RAW RECORDS:

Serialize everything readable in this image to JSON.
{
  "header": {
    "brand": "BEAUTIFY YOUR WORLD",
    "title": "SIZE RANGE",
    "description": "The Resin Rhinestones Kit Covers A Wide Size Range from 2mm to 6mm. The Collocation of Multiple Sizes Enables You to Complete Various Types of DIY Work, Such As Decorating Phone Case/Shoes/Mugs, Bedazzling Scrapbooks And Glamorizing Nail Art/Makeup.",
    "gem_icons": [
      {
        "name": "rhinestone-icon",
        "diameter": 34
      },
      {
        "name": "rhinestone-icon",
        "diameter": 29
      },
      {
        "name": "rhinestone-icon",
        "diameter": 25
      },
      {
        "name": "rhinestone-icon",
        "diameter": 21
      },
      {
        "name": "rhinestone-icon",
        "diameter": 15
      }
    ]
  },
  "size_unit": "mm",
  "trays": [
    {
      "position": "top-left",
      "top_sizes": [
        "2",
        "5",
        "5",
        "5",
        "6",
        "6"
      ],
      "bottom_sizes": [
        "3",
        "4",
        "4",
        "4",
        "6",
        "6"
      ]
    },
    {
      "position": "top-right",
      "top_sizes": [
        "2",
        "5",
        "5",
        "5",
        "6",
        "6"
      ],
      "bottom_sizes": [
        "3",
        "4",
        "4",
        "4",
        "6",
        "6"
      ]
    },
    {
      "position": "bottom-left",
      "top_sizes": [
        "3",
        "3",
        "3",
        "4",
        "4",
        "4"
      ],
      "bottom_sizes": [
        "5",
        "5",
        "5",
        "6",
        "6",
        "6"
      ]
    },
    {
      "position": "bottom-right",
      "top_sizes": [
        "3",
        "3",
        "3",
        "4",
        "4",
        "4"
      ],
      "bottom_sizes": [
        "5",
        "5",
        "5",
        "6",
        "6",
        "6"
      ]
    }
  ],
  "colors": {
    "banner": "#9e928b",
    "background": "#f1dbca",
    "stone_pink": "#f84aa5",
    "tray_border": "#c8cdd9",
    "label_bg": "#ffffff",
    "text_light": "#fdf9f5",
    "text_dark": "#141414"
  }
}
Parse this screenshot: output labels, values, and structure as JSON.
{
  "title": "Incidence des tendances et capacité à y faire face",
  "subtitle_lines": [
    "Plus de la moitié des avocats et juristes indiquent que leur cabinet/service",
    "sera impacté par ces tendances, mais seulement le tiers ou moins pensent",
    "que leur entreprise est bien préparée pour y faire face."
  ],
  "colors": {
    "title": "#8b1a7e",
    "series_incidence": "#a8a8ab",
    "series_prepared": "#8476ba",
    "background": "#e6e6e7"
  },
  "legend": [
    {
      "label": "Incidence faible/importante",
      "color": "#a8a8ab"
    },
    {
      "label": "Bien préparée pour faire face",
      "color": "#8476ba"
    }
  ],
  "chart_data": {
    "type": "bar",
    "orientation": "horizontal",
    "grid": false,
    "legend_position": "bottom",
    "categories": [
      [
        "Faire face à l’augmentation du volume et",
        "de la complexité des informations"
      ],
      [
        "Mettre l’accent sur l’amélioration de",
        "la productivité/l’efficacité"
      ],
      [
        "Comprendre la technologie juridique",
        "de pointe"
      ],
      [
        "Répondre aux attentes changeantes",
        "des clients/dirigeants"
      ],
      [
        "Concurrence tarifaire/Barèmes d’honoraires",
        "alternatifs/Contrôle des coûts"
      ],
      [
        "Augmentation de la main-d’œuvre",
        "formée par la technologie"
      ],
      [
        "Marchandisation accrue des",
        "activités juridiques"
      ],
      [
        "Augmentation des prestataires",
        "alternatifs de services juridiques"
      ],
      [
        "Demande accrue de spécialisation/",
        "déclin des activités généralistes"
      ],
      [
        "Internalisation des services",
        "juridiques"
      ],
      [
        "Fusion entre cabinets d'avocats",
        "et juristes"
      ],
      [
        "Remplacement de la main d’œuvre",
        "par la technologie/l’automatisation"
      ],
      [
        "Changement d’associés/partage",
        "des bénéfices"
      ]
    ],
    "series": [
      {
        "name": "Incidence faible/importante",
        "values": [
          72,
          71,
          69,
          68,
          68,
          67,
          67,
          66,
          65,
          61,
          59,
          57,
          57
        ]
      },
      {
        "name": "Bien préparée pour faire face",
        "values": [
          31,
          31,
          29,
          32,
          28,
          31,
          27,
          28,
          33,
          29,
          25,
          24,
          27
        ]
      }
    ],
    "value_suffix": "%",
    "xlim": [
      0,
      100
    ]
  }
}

GIVEN TASK: Above are records; say how many of their lines contain the word "tendances", giving only the number.

EXERCISE OUTPUT: 2